Data entries:
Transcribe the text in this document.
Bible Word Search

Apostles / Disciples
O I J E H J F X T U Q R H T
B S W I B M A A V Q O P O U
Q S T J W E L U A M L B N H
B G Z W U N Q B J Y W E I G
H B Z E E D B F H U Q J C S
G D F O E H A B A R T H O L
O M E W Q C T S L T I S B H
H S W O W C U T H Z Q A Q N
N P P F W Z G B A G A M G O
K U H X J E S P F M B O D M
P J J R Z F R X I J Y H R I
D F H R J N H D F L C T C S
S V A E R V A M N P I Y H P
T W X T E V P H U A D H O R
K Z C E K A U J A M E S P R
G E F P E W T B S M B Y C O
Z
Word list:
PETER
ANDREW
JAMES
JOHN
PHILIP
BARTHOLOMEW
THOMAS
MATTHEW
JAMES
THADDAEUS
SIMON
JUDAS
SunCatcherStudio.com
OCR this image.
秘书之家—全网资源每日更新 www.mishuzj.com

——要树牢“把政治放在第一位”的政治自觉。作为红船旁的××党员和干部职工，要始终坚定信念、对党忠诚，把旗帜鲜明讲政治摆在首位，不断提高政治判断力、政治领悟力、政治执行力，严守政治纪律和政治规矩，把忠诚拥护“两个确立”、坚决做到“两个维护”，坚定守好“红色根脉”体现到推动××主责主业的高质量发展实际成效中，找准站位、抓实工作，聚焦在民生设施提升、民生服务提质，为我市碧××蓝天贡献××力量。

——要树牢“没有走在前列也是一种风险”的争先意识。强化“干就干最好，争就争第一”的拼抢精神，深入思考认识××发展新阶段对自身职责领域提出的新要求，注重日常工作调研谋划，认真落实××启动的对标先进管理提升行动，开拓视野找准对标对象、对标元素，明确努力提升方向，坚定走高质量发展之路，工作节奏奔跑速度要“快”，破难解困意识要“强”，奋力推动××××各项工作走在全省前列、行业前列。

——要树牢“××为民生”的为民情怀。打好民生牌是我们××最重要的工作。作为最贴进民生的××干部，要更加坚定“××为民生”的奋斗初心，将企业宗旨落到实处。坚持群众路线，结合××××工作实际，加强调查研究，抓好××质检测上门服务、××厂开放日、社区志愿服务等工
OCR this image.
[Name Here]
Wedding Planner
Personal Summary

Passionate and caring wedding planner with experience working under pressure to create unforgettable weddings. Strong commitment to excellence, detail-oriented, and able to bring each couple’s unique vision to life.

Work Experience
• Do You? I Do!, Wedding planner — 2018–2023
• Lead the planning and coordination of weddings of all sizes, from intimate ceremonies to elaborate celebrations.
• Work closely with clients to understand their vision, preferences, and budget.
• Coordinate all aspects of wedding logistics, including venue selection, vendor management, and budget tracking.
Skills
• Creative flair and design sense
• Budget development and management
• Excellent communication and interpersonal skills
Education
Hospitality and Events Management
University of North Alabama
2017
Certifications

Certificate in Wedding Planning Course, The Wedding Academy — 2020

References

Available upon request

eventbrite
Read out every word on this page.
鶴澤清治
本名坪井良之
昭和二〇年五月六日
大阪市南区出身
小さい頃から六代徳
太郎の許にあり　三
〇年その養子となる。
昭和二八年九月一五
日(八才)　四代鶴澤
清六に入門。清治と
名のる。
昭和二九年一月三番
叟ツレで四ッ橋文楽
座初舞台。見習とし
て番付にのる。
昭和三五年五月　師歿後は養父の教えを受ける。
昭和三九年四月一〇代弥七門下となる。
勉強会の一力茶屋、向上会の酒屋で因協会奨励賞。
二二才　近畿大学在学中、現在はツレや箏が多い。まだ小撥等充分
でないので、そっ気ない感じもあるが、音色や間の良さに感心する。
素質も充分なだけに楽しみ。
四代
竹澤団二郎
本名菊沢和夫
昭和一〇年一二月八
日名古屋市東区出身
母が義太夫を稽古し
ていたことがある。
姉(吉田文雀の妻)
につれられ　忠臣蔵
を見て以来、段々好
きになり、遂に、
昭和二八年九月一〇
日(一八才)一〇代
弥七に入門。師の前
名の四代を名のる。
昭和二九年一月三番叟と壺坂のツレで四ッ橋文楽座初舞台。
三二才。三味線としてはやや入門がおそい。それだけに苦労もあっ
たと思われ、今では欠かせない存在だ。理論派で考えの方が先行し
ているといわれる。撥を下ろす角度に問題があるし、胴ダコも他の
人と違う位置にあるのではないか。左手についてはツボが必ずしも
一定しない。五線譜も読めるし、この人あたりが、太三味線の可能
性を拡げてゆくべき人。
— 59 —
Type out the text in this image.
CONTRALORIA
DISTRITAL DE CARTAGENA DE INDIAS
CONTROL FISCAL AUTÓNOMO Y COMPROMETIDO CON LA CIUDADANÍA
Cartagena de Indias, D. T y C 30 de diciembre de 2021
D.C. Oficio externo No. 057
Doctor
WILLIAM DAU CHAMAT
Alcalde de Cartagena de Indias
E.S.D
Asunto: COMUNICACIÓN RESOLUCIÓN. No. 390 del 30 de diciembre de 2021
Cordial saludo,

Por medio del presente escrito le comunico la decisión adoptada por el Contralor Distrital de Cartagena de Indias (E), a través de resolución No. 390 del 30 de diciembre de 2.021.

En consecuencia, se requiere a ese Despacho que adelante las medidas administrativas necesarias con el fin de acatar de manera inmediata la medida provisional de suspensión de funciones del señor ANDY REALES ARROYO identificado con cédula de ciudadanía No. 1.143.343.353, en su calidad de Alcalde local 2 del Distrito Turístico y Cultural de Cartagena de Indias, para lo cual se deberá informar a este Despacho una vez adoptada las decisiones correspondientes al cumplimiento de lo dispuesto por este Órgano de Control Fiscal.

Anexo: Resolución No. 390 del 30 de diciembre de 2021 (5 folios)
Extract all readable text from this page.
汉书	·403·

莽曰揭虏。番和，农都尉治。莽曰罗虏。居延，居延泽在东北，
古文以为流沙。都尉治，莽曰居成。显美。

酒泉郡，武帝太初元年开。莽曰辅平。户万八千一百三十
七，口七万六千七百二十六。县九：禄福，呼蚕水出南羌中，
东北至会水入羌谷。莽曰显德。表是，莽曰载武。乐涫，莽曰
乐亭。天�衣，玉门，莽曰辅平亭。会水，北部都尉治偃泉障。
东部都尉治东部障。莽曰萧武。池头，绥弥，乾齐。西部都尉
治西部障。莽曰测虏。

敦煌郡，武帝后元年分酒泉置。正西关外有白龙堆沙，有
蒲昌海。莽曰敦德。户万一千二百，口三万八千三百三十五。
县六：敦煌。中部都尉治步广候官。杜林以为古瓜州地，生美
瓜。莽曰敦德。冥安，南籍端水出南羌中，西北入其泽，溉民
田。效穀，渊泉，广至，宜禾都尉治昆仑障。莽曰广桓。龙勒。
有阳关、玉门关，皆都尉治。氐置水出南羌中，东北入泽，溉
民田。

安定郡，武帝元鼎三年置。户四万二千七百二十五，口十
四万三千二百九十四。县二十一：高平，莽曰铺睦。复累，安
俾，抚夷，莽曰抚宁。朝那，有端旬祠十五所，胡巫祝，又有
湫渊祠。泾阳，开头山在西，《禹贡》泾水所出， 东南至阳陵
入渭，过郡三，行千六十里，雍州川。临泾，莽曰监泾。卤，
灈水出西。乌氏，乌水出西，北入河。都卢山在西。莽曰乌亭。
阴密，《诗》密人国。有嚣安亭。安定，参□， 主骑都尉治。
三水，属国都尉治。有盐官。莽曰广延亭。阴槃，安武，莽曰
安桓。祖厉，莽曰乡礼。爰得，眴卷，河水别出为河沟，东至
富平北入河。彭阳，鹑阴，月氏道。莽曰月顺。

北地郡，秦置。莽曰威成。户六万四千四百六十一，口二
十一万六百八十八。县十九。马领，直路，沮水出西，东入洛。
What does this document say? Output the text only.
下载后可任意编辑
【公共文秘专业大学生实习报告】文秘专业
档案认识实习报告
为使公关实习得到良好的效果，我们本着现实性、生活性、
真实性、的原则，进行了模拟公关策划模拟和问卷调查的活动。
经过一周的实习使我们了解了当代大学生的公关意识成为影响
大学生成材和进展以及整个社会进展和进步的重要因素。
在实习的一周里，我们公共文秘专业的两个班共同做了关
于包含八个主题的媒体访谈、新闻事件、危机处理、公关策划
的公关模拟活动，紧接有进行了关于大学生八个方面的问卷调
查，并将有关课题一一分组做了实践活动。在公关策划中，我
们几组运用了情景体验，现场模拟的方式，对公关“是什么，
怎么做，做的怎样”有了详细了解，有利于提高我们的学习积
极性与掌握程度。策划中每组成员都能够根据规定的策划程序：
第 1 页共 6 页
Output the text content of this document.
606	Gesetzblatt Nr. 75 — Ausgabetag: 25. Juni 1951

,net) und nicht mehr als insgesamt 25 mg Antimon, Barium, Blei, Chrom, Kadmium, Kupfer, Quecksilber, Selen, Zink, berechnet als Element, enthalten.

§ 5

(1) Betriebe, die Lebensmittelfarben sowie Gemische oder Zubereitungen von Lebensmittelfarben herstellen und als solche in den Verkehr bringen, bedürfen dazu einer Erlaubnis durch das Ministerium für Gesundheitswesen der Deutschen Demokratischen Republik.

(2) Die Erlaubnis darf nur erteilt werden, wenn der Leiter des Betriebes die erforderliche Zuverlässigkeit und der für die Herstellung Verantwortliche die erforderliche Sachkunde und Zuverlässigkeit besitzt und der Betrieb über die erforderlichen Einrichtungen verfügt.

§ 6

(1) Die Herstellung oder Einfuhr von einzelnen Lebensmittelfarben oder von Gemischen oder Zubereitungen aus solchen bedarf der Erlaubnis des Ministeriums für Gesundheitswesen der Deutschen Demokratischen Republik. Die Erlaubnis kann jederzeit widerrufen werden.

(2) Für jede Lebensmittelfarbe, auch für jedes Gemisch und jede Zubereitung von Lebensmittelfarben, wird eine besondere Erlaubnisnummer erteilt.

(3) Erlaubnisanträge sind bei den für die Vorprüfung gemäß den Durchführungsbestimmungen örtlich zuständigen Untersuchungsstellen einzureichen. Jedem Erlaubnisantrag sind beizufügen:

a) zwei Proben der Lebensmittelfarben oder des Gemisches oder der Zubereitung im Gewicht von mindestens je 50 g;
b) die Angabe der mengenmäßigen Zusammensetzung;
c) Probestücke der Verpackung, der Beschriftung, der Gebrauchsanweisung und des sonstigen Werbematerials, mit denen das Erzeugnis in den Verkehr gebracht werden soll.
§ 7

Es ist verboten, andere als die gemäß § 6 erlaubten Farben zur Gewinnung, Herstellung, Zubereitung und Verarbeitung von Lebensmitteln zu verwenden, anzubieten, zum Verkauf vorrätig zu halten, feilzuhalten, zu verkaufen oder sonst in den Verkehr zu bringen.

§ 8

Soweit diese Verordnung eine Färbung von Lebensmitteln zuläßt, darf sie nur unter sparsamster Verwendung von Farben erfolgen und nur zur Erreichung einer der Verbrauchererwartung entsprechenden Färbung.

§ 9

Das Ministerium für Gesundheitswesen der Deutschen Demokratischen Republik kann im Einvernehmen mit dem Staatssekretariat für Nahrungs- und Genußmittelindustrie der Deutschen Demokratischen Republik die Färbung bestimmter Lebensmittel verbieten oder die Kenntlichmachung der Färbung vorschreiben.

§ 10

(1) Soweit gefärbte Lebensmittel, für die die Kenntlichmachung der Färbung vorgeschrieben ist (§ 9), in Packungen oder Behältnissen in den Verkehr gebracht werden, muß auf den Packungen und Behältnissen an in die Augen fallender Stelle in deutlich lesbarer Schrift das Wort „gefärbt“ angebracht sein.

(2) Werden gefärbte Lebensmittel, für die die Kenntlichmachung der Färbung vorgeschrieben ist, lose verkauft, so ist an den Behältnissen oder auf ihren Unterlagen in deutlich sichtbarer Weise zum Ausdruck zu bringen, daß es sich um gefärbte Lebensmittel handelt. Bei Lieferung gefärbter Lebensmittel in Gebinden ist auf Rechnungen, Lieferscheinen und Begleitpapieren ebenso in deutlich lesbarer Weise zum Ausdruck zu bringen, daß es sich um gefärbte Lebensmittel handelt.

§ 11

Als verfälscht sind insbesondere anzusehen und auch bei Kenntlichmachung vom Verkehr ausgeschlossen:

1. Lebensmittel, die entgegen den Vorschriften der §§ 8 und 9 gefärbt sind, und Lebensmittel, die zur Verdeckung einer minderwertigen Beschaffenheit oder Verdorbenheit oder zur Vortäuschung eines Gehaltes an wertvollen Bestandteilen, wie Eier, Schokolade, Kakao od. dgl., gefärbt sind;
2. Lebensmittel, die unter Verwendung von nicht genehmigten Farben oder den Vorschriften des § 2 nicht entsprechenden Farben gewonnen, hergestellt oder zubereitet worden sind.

Goal: Where a line of the entries contains the word "Verwendung", copy that line.

Written reply:
Soweit diese Verordnung eine Färbung von Lebensmitteln zuläßt, darf sie nur unter sparsamster Verwendung von Farben erfolgen und nur zur Erreichung einer der Verbrauchererwartung entsprechenden Färbung.
2. Lebensmittel, die unter Verwendung von nicht genehmigten Farben oder den Vorschriften des § 2 nicht entsprechenden Farben gewonnen, hergestellt oder zubereitet worden sind.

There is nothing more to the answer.